# JOB A:
Swap "HomeAssistant" for "Home Assistant" in the home server post, and reproduce the stretch from "I've registered here" through "migrating to Jellyfin." with that change.
# JOB B:
In the home server post, what processor is the mini-PC currently used as the server based on?

Hi.
I've registered here for some advice, if you don't mind.
I have a home server, serving around 48Tb of media over my network to 12 clients around the house. Most of the media is 1080p, through there are some 4k files. It also hosts a HomeAssistant Virtual Machine. For years I’ve used Plex (And have a Plex lifetime pass), though I’m in the process of migrating to Jellyfin.
For a while now,I’ve been using an Intel N100 based mini-PC as the server. It works fine with regard to streaming content but the plex/Jellyfin user interface is starting to run slower and slower (Doing a media scan can take 8 hours). I think it’s time to consider upgrading it.

# EXTRACTED RECORDS:
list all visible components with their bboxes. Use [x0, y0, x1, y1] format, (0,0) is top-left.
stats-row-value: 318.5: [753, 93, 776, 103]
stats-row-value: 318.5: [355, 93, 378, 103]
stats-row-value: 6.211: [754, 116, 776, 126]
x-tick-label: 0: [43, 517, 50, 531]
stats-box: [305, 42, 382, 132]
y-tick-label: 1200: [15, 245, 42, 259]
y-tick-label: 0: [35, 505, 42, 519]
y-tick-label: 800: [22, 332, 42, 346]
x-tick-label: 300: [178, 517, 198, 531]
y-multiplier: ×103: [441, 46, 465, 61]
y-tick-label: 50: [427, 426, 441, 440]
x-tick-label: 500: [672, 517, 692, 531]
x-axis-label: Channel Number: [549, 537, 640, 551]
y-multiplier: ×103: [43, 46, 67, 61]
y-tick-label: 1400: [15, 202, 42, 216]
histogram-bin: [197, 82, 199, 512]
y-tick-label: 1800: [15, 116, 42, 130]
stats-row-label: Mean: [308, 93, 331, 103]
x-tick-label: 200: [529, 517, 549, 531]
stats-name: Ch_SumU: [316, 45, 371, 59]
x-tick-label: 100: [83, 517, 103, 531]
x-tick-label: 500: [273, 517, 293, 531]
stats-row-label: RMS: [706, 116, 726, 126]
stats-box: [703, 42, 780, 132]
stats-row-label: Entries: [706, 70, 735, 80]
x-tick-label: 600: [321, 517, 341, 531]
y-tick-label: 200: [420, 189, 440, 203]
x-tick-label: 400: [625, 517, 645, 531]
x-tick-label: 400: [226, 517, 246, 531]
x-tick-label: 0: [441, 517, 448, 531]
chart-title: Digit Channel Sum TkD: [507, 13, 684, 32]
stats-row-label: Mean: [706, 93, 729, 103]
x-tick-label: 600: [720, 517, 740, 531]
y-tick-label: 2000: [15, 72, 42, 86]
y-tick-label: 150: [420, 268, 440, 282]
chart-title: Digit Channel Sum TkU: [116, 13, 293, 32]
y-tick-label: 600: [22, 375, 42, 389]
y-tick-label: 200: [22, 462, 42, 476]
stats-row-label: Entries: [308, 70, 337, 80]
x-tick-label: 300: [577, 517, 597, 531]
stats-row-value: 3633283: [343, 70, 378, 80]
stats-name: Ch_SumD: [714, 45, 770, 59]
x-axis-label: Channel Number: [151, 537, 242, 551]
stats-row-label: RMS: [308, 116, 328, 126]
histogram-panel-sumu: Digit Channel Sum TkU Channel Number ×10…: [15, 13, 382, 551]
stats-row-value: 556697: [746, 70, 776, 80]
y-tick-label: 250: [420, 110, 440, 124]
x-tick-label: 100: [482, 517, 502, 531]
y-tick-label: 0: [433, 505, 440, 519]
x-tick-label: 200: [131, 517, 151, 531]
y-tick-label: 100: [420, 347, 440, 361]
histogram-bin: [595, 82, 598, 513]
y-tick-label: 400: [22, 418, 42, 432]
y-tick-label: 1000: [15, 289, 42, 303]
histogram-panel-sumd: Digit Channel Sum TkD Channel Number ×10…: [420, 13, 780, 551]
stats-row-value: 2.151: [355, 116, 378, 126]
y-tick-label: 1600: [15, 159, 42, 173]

# FULL SOLUTION A:
I've registered here for some advice, if you don't mind.
I have a home server, serving around 48Tb of media over my network to 12 clients around the house. Most of the media is 1080p, through there are some 4k files. It also hosts a Home Assistant Virtual Machine. For years I’ve used Plex (And have a Plex lifetime pass), though I’m in the process of migrating to Jellyfin.

# FULL SOLUTION B:
An Intel N100.